▶

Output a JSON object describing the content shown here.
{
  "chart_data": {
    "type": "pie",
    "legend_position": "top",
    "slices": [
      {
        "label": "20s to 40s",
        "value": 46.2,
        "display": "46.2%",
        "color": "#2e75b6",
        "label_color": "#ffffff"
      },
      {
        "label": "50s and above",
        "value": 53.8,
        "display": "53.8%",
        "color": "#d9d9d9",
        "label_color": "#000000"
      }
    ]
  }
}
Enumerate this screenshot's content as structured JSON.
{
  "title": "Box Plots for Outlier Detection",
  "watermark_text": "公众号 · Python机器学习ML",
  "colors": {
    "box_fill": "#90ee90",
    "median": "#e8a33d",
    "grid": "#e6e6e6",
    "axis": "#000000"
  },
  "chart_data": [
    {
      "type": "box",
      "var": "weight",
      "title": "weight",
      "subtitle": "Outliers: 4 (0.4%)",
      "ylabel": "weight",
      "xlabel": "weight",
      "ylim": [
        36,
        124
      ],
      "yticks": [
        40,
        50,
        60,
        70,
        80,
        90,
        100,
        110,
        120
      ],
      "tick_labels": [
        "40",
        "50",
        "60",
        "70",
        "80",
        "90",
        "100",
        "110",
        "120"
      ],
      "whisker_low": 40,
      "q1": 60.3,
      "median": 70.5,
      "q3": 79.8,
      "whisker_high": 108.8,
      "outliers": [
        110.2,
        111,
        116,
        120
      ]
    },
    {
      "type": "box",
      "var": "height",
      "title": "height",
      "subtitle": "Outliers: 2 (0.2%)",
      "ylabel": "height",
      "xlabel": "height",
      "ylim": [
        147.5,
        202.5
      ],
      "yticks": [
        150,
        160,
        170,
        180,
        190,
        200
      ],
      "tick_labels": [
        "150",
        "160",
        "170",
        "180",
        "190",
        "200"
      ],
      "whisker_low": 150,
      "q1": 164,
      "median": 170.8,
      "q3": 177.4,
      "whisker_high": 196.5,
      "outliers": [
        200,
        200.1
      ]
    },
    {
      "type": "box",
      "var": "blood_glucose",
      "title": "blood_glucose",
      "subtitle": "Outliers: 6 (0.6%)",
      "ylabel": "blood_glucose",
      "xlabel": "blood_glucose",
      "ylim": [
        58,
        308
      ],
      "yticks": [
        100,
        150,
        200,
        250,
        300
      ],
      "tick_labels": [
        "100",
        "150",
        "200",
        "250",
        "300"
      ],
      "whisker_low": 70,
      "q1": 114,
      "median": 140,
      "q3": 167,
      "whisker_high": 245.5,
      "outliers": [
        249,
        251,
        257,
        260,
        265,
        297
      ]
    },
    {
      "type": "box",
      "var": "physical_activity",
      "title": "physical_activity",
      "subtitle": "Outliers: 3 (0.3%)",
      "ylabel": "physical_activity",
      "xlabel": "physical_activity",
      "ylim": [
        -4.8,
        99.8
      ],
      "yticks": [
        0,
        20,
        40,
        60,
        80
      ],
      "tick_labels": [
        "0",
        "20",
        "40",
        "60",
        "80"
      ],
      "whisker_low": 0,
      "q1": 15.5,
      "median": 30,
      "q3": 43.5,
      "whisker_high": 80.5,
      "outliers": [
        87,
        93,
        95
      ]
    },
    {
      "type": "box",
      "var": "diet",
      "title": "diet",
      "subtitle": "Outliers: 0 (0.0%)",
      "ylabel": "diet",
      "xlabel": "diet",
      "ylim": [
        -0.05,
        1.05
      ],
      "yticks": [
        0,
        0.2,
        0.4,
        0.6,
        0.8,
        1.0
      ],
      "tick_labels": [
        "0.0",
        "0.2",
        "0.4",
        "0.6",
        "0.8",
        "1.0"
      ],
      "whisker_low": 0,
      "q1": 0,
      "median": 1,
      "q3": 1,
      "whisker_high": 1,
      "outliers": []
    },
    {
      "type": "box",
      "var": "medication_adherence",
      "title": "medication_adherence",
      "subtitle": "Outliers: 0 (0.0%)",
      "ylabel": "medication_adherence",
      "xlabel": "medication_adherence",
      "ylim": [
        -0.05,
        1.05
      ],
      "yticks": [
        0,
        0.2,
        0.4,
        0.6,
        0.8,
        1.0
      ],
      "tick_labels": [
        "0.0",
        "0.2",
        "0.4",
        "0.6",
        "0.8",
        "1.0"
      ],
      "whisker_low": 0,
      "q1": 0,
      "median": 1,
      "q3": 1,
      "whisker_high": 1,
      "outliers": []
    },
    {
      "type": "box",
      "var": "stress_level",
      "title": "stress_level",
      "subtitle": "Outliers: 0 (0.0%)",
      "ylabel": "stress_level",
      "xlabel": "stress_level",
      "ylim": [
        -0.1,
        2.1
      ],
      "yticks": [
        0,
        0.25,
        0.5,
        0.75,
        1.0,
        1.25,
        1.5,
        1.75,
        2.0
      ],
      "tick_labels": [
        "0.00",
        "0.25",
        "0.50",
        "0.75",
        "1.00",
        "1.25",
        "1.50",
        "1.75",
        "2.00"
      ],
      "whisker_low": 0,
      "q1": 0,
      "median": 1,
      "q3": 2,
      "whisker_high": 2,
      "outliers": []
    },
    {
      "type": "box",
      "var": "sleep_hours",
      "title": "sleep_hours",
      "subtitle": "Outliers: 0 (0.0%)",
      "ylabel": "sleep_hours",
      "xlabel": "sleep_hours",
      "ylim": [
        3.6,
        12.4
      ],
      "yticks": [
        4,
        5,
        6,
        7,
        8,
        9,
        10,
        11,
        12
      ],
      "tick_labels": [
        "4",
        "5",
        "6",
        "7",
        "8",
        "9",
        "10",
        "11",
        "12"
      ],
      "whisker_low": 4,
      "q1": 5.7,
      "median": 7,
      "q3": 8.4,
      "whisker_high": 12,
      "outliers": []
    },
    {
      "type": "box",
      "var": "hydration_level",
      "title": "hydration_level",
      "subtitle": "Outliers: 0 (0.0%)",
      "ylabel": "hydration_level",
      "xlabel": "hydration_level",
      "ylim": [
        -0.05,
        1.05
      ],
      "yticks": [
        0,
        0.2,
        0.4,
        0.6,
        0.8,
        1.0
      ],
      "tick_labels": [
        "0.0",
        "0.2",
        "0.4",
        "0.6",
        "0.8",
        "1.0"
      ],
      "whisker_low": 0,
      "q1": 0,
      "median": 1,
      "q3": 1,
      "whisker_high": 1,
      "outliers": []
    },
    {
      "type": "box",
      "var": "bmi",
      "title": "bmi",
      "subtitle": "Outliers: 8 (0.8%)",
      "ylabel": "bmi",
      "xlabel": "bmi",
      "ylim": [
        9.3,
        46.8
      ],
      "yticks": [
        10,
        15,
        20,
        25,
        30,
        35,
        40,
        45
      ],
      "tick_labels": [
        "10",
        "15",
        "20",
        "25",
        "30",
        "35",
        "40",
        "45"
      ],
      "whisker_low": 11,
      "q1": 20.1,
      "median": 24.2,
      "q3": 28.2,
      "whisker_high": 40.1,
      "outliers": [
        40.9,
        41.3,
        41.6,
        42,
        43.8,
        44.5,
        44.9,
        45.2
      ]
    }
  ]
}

◀

Return each line of the data exactly as written above.

Output a JSON object describing the content shown here.
{
  "chart_data": {
    "type": "pie",
    "legend_position": "top",
    "slices": [
      {
        "label": "20s to 40s",
        "value": 46.2,
        "display": "46.2%",
        "color": "#2e75b6",
        "label_color": "#ffffff"
      },
      {
        "label": "50s and above",
        "value": 53.8,
        "display": "53.8%",
        "color": "#d9d9d9",
        "label_color": "#000000"
      }
    ]
  }
}
Enumerate this screenshot's content as structured JSON.
{
  "title": "Box Plots for Outlier Detection",
  "watermark_text": "公众号 · Python机器学习ML",
  "colors": {
    "box_fill": "#90ee90",
    "median": "#e8a33d",
    "grid": "#e6e6e6",
    "axis": "#000000"
  },
  "chart_data": [
    {
      "type": "box",
      "var": "weight",
      "title": "weight",
      "subtitle": "Outliers: 4 (0.4%)",
      "ylabel": "weight",
      "xlabel": "weight",
      "ylim": [
        36,
        124
      ],
      "yticks": [
        40,
        50,
        60,
        70,
        80,
        90,
        100,
        110,
        120
      ],
      "tick_labels": [
        "40",
        "50",
        "60",
        "70",
        "80",
        "90",
        "100",
        "110",
        "120"
      ],
      "whisker_low": 40,
      "q1": 60.3,
      "median": 70.5,
      "q3": 79.8,
      "whisker_high": 108.8,
      "outliers": [
        110.2,
        111,
        116,
        120
      ]
    },
    {
      "type": "box",
      "var": "height",
      "title": "height",
      "subtitle": "Outliers: 2 (0.2%)",
      "ylabel": "height",
      "xlabel": "height",
      "ylim": [
        147.5,
        202.5
      ],
      "yticks": [
        150,
        160,
        170,
        180,
        190,
        200
      ],
      "tick_labels": [
        "150",
        "160",
        "170",
        "180",
        "190",
        "200"
      ],
      "whisker_low": 150,
      "q1": 164,
      "median": 170.8,
      "q3": 177.4,
      "whisker_high": 196.5,
      "outliers": [
        200,
        200.1
      ]
    },
    {
      "type": "box",
      "var": "blood_glucose",
      "title": "blood_glucose",
      "subtitle": "Outliers: 6 (0.6%)",
      "ylabel": "blood_glucose",
      "xlabel": "blood_glucose",
      "ylim": [
        58,
        308
      ],
      "yticks": [
        100,
        150,
        200,
        250,
        300
      ],
      "tick_labels": [
        "100",
        "150",
        "200",
        "250",
        "300"
      ],
      "whisker_low": 70,
      "q1": 114,
      "median": 140,
      "q3": 167,
      "whisker_high": 245.5,
      "outliers": [
        249,
        251,
        257,
        260,
        265,
        297
      ]
    },
    {
      "type": "box",
      "var": "physical_activity",
      "title": "physical_activity",
      "subtitle": "Outliers: 3 (0.3%)",
      "ylabel": "physical_activity",
      "xlabel": "physical_activity",
      "ylim": [
        -4.8,
        99.8
      ],
      "yticks": [
        0,
        20,
        40,
        60,
        80
      ],
      "tick_labels": [
        "0",
        "20",
        "40",
        "60",
        "80"
      ],
      "whisker_low": 0,
      "q1": 15.5,
      "median": 30,
      "q3": 43.5,
      "whisker_high": 80.5,
      "outliers": [
        87,
        93,
        95
      ]
    },
    {
      "type": "box",
      "var": "diet",
      "title": "diet",
      "subtitle": "Outliers: 0 (0.0%)",
      "ylabel": "diet",
      "xlabel": "diet",
      "ylim": [
        -0.05,
        1.05
      ],
      "yticks": [
        0,
        0.2,
        0.4,
        0.6,
        0.8,
        1.0
      ],
      "tick_labels": [
        "0.0",
        "0.2",
        "0.4",
        "0.6",
        "0.8",
        "1.0"
      ],
      "whisker_low": 0,
      "q1": 0,
      "median": 1,
      "q3": 1,
      "whisker_high": 1,
      "outliers": []
    },
    {
      "type": "box",
      "var": "medication_adherence",
      "title": "medication_adherence",
      "subtitle": "Outliers: 0 (0.0%)",
      "ylabel": "medication_adherence",
      "xlabel": "medication_adherence",
      "ylim": [
        -0.05,
        1.05
      ],
      "yticks": [
        0,
        0.2,
        0.4,
        0.6,
        0.8,
        1.0
      ],
      "tick_labels": [
        "0.0",
        "0.2",
        "0.4",
        "0.6",
        "0.8",
        "1.0"
      ],
      "whisker_low": 0,
      "q1": 0,
      "median": 1,
      "q3": 1,
      "whisker_high": 1,
      "outliers": []
    },
    {
      "type": "box",
      "var": "stress_level",
      "title": "stress_level",
      "subtitle": "Outliers: 0 (0.0%)",
      "ylabel": "stress_level",
      "xlabel": "stress_level",
      "ylim": [
        -0.1,
        2.1
      ],
      "yticks": [
        0,
        0.25,
        0.5,
        0.75,
        1.0,
        1.25,
        1.5,
        1.75,
        2.0
      ],
      "tick_labels": [
        "0.00",
        "0.25",
        "0.50",
        "0.75",
        "1.00",
        "1.25",
        "1.50",
        "1.75",
        "2.00"
      ],
      "whisker_low": 0,
      "q1": 0,
      "median": 1,
      "q3": 2,
      "whisker_high": 2,
      "outliers": []
    },
    {
      "type": "box",
      "var": "sleep_hours",
      "title": "sleep_hours",
      "subtitle": "Outliers: 0 (0.0%)",
      "ylabel": "sleep_hours",
      "xlabel": "sleep_hours",
      "ylim": [
        3.6,
        12.4
      ],
      "yticks": [
        4,
        5,
        6,
        7,
        8,
        9,
        10,
        11,
        12
      ],
      "tick_labels": [
        "4",
        "5",
        "6",
        "7",
        "8",
        "9",
        "10",
        "11",
        "12"
      ],
      "whisker_low": 4,
      "q1": 5.7,
      "median": 7,
      "q3": 8.4,
      "whisker_high": 12,
      "outliers": []
    },
    {
      "type": "box",
      "var": "hydration_level",
      "title": "hydration_level",
      "subtitle": "Outliers: 0 (0.0%)",
      "ylabel": "hydration_level",
      "xlabel": "hydration_level",
      "ylim": [
        -0.05,
        1.05
      ],
      "yticks": [
        0,
        0.2,
        0.4,
        0.6,
        0.8,
        1.0
      ],
      "tick_labels": [
        "0.0",
        "0.2",
        "0.4",
        "0.6",
        "0.8",
        "1.0"
      ],
      "whisker_low": 0,
      "q1": 0,
      "median": 1,
      "q3": 1,
      "whisker_high": 1,
      "outliers": []
    },
    {
      "type": "box",
      "var": "bmi",
      "title": "bmi",
      "subtitle": "Outliers: 8 (0.8%)",
      "ylabel": "bmi",
      "xlabel": "bmi",
      "ylim": [
        9.3,
        46.8
      ],
      "yticks": [
        10,
        15,
        20,
        25,
        30,
        35,
        40,
        45
      ],
      "tick_labels": [
        "10",
        "15",
        "20",
        "25",
        "30",
        "35",
        "40",
        "45"
      ],
      "whisker_low": 11,
      "q1": 20.1,
      "median": 24.2,
      "q3": 28.2,
      "whisker_high": 40.1,
      "outliers": [
        40.9,
        41.3,
        41.6,
        42,
        43.8,
        44.5,
        44.9,
        45.2
      ]
    }
  ]
}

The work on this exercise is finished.